However, data from registries are in contrast to the results from randomized trials because RCTs always have certain selections of enrolled patients. According to national registry studies, dislocation, infection, and periprosthetic fracture are the main reasons for revision [35, 45]. Anterolateral approach, cemented stem, bipolar head, and 36-mm cups are useful methods to reduce revisions and should be considered by the surgeons for the best outcomes for patients [14, 32, 35, 45]. Dislocations are always a concern by clinical doctors because they are the main reason for revision. We found that THA has a higher rate of dislocation compared with HA. The types of head (bipolar vs. unipolar), cups (dual-mobility vs. single cup), age of patients, pre-injury ambulation status, and surgical approaches may cause influence on the dislocation rate. Our conclusion is in line with other reviews and registry reports ([19, 24]; Y [28, 33].; ). Acetabular erosion is a theoretical indication to perform a revision in a painful HA. The pooled data shows higher acetabular erosion rate in HA group. And we found no dissent from other authors. Osteoarthritis also represents an important pillar for the decision on therapy.

Usually, surgeons are conservative about THA due to the elevated risk of dislocation, with the associated risk of subsequent revisions and the death risk in the end. However, our results found that the revision rate is similar between two groups. The possible reason is that THA has higher dislocations rates while HA has higher acetabular erosion rates and thus equals the revision rate between the two groups. The long-term results favor the THA, and surgeons could choose propriate implants and approaches to reduce dislocation rates.

DATA SHOWN »

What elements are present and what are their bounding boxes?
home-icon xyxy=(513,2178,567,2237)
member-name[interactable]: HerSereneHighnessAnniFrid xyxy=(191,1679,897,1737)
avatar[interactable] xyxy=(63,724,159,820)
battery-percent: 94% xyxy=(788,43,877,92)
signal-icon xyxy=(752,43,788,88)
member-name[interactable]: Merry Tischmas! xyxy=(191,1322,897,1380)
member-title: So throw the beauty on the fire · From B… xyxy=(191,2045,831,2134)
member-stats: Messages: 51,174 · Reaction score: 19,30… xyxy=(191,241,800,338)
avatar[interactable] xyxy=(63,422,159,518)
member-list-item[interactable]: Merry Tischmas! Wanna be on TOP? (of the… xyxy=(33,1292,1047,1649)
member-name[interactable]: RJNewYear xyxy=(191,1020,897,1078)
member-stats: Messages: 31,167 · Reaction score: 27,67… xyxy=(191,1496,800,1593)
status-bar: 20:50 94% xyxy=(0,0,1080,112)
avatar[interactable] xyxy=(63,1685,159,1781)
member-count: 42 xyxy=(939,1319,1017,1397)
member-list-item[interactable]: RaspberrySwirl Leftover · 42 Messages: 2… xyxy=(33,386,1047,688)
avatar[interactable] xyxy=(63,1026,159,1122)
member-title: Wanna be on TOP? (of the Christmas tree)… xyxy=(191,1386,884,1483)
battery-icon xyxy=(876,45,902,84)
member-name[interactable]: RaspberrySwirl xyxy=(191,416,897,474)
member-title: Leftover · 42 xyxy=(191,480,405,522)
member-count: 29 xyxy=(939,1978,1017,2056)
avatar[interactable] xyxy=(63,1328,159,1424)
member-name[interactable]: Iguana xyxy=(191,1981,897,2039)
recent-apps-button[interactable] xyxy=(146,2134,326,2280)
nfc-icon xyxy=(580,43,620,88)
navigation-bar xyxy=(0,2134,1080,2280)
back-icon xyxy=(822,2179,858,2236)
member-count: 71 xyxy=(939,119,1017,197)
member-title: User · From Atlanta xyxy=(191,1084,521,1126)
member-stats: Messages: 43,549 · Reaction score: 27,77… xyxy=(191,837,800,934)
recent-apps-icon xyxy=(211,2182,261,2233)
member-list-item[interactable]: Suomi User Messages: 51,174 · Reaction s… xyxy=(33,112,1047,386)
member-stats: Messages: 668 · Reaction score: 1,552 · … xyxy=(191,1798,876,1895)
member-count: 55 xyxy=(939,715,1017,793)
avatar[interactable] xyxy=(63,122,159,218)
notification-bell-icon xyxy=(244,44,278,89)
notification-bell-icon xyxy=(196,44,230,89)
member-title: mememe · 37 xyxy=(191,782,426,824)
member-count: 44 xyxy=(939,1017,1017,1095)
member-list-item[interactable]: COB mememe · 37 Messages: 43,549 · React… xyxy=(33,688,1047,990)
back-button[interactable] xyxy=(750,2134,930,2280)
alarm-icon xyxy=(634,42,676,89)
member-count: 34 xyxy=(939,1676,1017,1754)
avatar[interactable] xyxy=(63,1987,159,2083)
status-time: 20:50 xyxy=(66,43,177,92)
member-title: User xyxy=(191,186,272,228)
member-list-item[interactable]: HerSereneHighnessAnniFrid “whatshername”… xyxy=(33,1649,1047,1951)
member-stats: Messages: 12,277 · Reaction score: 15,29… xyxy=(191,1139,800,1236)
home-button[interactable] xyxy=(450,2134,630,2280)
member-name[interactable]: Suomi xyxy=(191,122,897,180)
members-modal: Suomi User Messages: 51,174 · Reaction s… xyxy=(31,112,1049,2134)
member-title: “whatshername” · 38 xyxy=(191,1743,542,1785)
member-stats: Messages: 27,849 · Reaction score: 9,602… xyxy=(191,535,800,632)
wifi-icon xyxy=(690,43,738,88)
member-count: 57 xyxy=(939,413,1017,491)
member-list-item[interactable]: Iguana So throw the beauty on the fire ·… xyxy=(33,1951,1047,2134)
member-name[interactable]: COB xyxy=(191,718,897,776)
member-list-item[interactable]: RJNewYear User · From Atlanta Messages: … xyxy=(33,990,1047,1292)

INSTRUCTIONS FOR THE TASK » Return the part of the hip arthroplasty discussion that begins at the words "Usually, surgeons are" and stops after the words "reduce dislocation rates.", copied word for word.

ANSWER AREA »
Usually, surgeons are conservative about THA due to the elevated risk of dislocation, with the associated risk of subsequent revisions and the death risk in the end. However, our results found that the revision rate is similar between two groups. The possible reason is that THA has higher dislocations rates while HA has higher acetabular erosion rates and thus equals the revision rate between the two groups. The long-term results favor the THA, and surgeons could choose propriate implants and approaches to reduce dislocation rates.